[START RECORDS FOR THIS TASK]

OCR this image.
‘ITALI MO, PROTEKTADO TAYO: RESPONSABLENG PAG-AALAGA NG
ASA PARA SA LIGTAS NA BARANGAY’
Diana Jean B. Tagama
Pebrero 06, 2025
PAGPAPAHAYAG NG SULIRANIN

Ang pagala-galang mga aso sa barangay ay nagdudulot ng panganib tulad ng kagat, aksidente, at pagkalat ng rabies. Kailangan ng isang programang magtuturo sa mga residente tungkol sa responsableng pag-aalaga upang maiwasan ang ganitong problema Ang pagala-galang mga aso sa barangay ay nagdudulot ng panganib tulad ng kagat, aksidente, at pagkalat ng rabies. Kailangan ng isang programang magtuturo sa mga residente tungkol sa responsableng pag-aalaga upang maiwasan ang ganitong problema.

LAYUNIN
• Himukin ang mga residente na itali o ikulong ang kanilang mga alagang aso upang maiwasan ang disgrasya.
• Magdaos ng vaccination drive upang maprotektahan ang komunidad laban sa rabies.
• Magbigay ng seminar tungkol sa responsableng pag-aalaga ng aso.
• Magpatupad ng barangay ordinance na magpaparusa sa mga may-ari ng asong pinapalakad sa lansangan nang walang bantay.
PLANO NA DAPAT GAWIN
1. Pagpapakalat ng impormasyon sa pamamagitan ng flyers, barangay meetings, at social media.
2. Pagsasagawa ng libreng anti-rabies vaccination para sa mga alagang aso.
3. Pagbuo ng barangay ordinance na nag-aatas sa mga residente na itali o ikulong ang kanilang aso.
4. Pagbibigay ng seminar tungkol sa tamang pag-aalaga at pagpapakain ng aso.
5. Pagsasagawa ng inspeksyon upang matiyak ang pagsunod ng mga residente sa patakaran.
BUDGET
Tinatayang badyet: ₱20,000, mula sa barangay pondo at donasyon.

[END RECORDS FOR THIS TASK]

→ REQUIREMENTS
The whole listing above needs to be written out again exactly.

→ COMPLETE OUTPUT
OCR this image.
‘ITALI MO, PROTEKTADO TAYO: RESPONSABLENG PAG-AALAGA NG
ASA PARA SA LIGTAS NA BARANGAY’
Diana Jean B. Tagama
Pebrero 06, 2025
PAGPAPAHAYAG NG SULIRANIN

Ang pagala-galang mga aso sa barangay ay nagdudulot ng panganib tulad ng kagat, aksidente, at pagkalat ng rabies. Kailangan ng isang programang magtuturo sa mga residente tungkol sa responsableng pag-aalaga upang maiwasan ang ganitong problema Ang pagala-galang mga aso sa barangay ay nagdudulot ng panganib tulad ng kagat, aksidente, at pagkalat ng rabies. Kailangan ng isang programang magtuturo sa mga residente tungkol sa responsableng pag-aalaga upang maiwasan ang ganitong problema.

LAYUNIN
• Himukin ang mga residente na itali o ikulong ang kanilang mga alagang aso upang maiwasan ang disgrasya.
• Magdaos ng vaccination drive upang maprotektahan ang komunidad laban sa rabies.
• Magbigay ng seminar tungkol sa responsableng pag-aalaga ng aso.
• Magpatupad ng barangay ordinance na magpaparusa sa mga may-ari ng asong pinapalakad sa lansangan nang walang bantay.
PLANO NA DAPAT GAWIN
1. Pagpapakalat ng impormasyon sa pamamagitan ng flyers, barangay meetings, at social media.
2. Pagsasagawa ng libreng anti-rabies vaccination para sa mga alagang aso.
3. Pagbuo ng barangay ordinance na nag-aatas sa mga residente na itali o ikulong ang kanilang aso.
4. Pagbibigay ng seminar tungkol sa tamang pag-aalaga at pagpapakain ng aso.
5. Pagsasagawa ng inspeksyon upang matiyak ang pagsunod ng mga residente sa patakaran.
BUDGET
Tinatayang badyet: ₱20,000, mula sa barangay pondo at donasyon.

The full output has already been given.